-- Given instruction --
Find each line with the word "gold" and copy it.

-- Material provided --
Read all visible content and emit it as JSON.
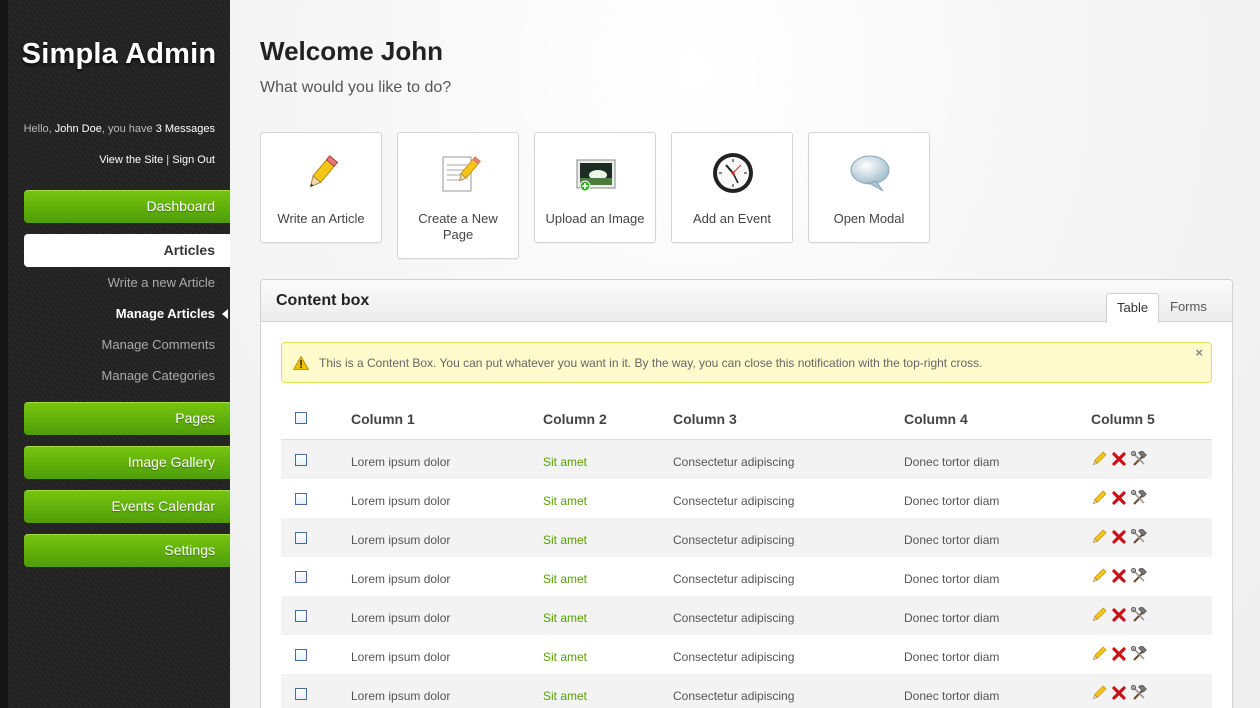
{
  "sidebar": {
    "brand": "Simpla Admin",
    "profile": {
      "greeting": "Hello,",
      "user": "John Doe",
      "middle": ", you have",
      "messages": "3 Messages",
      "view_site": "View the Site",
      "separator": "|",
      "sign_out": "Sign Out"
    },
    "nav": {
      "dashboard": "Dashboard",
      "articles": "Articles",
      "articles_sub": [
        "Write a new Article",
        "Manage Articles",
        "Manage Comments",
        "Manage Categories"
      ],
      "pages": "Pages",
      "gallery": "Image Gallery",
      "events": "Events Calendar",
      "settings": "Settings"
    },
    "colors": {
      "nav_green": "#5fb10a",
      "bg": "#232323"
    }
  },
  "main": {
    "title": "Welcome John",
    "subtitle": "What would you like to do?",
    "shortcuts": [
      {
        "label": "Write an Article",
        "icon": "pencil-icon"
      },
      {
        "label": "Create a New Page",
        "icon": "notepad-icon"
      },
      {
        "label": "Upload an Image",
        "icon": "image-upload-icon"
      },
      {
        "label": "Add an Event",
        "icon": "clock-icon"
      },
      {
        "label": "Open Modal",
        "icon": "speech-bubble-icon"
      }
    ]
  },
  "content_box": {
    "title": "Content box",
    "tabs": [
      "Table",
      "Forms"
    ],
    "notice": "This is a Content Box. You can put whatever you want in it. By the way, you can close this notification with the top-right cross.",
    "close_glyph": "×",
    "columns": [
      "Column 1",
      "Column 2",
      "Column 3",
      "Column 4",
      "Column 5"
    ],
    "rows": [
      [
        "Lorem ipsum dolor",
        "Sit amet",
        "Consectetur adipiscing",
        "Donec tortor diam"
      ],
      [
        "Lorem ipsum dolor",
        "Sit amet",
        "Consectetur adipiscing",
        "Donec tortor diam"
      ],
      [
        "Lorem ipsum dolor",
        "Sit amet",
        "Consectetur adipiscing",
        "Donec tortor diam"
      ],
      [
        "Lorem ipsum dolor",
        "Sit amet",
        "Consectetur adipiscing",
        "Donec tortor diam"
      ],
      [
        "Lorem ipsum dolor",
        "Sit amet",
        "Consectetur adipiscing",
        "Donec tortor diam"
      ],
      [
        "Lorem ipsum dolor",
        "Sit amet",
        "Consectetur adipiscing",
        "Donec tortor diam"
      ],
      [
        "Lorem ipsum dolor",
        "Sit amet",
        "Consectetur adipiscing",
        "Donec tortor diam"
      ]
    ],
    "row_actions": [
      "edit-pencil-icon",
      "delete-cross-icon",
      "tools-hammer-icon"
    ],
    "colors": {
      "link": "#57a000",
      "notice_bg": "#fffbcc"
    }
  }
}
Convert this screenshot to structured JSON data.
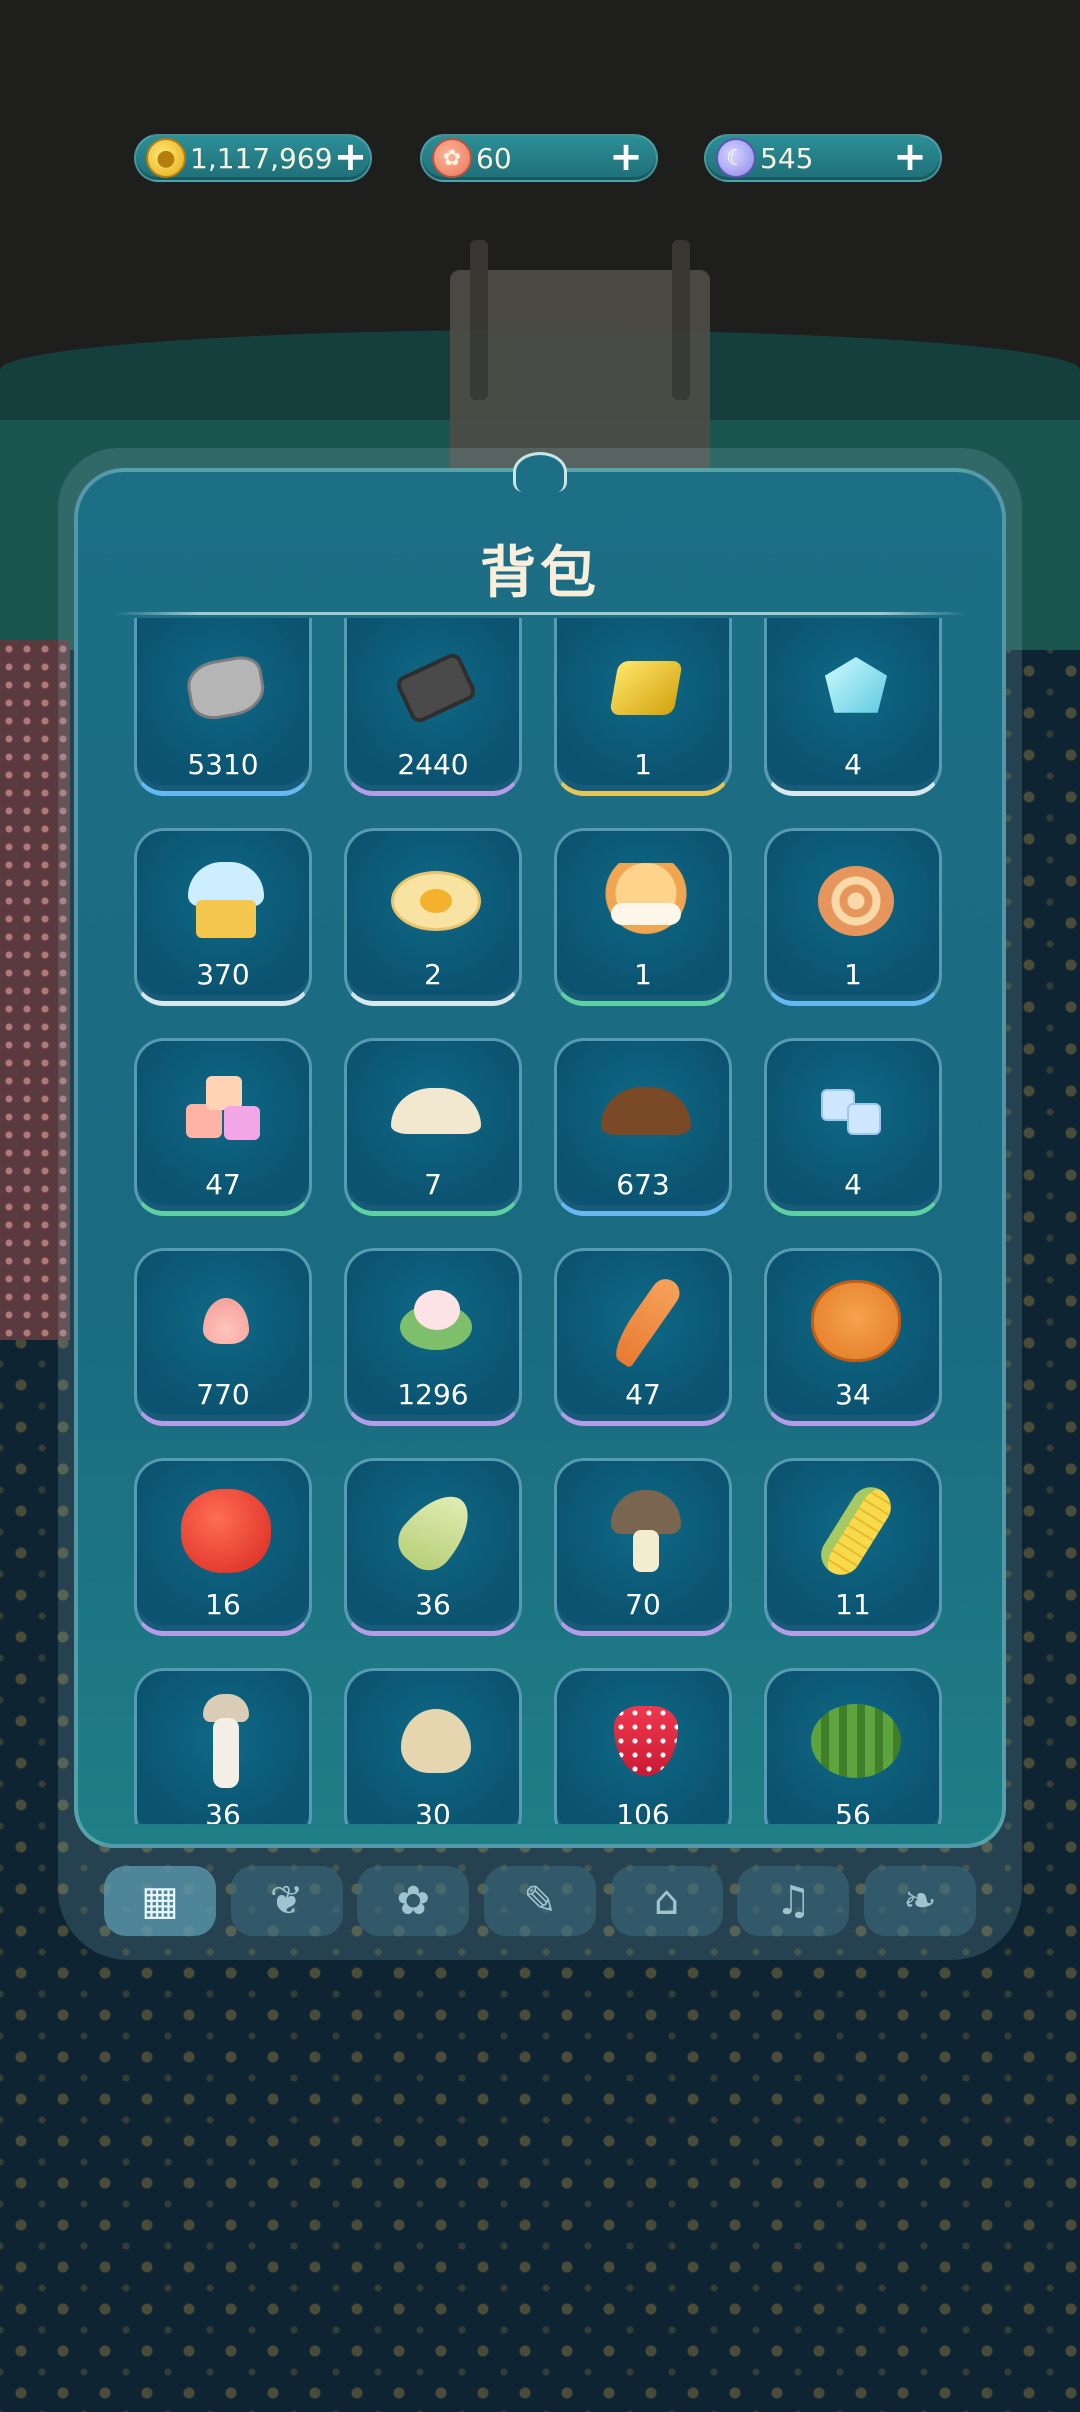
{
  "currencies": [
    {
      "name": "coins",
      "icon": "coin-icon",
      "value": "1,117,969",
      "plus": "+"
    },
    {
      "name": "hearts",
      "icon": "heart-face-icon",
      "value": "60",
      "plus": "+"
    },
    {
      "name": "moons",
      "icon": "moon-icon",
      "value": "545",
      "plus": "+"
    }
  ],
  "panel": {
    "title": "背包"
  },
  "items": [
    {
      "name": "stone",
      "art": "art-stone",
      "count": "5310",
      "tint": "blue"
    },
    {
      "name": "coal",
      "art": "art-coal",
      "count": "2440",
      "tint": "purple"
    },
    {
      "name": "gold-nugget",
      "art": "art-gold",
      "count": "1",
      "tint": "gold"
    },
    {
      "name": "crystal",
      "art": "art-gem",
      "count": "4",
      "tint": "white"
    },
    {
      "name": "frosted-cake",
      "art": "art-cake",
      "count": "370",
      "tint": "white"
    },
    {
      "name": "fried-egg",
      "art": "art-egg",
      "count": "2",
      "tint": "white"
    },
    {
      "name": "cream-puff",
      "art": "art-puff",
      "count": "1",
      "tint": "green"
    },
    {
      "name": "swiss-roll",
      "art": "art-roll",
      "count": "1",
      "tint": "blue"
    },
    {
      "name": "sugar-cubes",
      "art": "art-cubes",
      "count": "47",
      "tint": "green"
    },
    {
      "name": "flour",
      "art": "art-flour",
      "count": "7",
      "tint": "green"
    },
    {
      "name": "soil",
      "art": "art-soil",
      "count": "673",
      "tint": "blue"
    },
    {
      "name": "ice-cubes",
      "art": "art-ice",
      "count": "4",
      "tint": "green"
    },
    {
      "name": "cream",
      "art": "art-cream",
      "count": "770",
      "tint": "purple"
    },
    {
      "name": "cabbage",
      "art": "art-cabbage",
      "count": "1296",
      "tint": "purple"
    },
    {
      "name": "carrot",
      "art": "art-carrot",
      "count": "47",
      "tint": "purple"
    },
    {
      "name": "pumpkin",
      "art": "art-pumpkin",
      "count": "34",
      "tint": "purple"
    },
    {
      "name": "tomato",
      "art": "art-tomato",
      "count": "16",
      "tint": "purple"
    },
    {
      "name": "bamboo-shoot",
      "art": "art-shoot",
      "count": "36",
      "tint": "purple"
    },
    {
      "name": "mushroom",
      "art": "art-mushroom",
      "count": "70",
      "tint": "purple"
    },
    {
      "name": "corn",
      "art": "art-corn",
      "count": "11",
      "tint": "purple"
    },
    {
      "name": "king-oyster-mushroom",
      "art": "art-king",
      "count": "36",
      "tint": "purple"
    },
    {
      "name": "garlic",
      "art": "art-garlic",
      "count": "30",
      "tint": "purple"
    },
    {
      "name": "strawberry",
      "art": "art-berry",
      "count": "106",
      "tint": "purple"
    },
    {
      "name": "watermelon",
      "art": "art-melon",
      "count": "56",
      "tint": "purple"
    }
  ],
  "tabs": [
    {
      "name": "all",
      "icon": "grid-icon",
      "glyph": "▦",
      "active": true
    },
    {
      "name": "plants",
      "icon": "sprout-icon",
      "glyph": "❦",
      "active": false
    },
    {
      "name": "flowers",
      "icon": "flower-icon",
      "glyph": "✿",
      "active": false
    },
    {
      "name": "tools",
      "icon": "tools-icon",
      "glyph": "✎",
      "active": false
    },
    {
      "name": "clothing",
      "icon": "hanger-icon",
      "glyph": "⌂",
      "active": false
    },
    {
      "name": "music",
      "icon": "music-icon",
      "glyph": "♫",
      "active": false
    },
    {
      "name": "pets",
      "icon": "pet-icon",
      "glyph": "❧",
      "active": false
    }
  ]
}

-- Result for this exercise --
      "name": "gold-nugget",
      "art": "art-gold",
      "tint": "gold"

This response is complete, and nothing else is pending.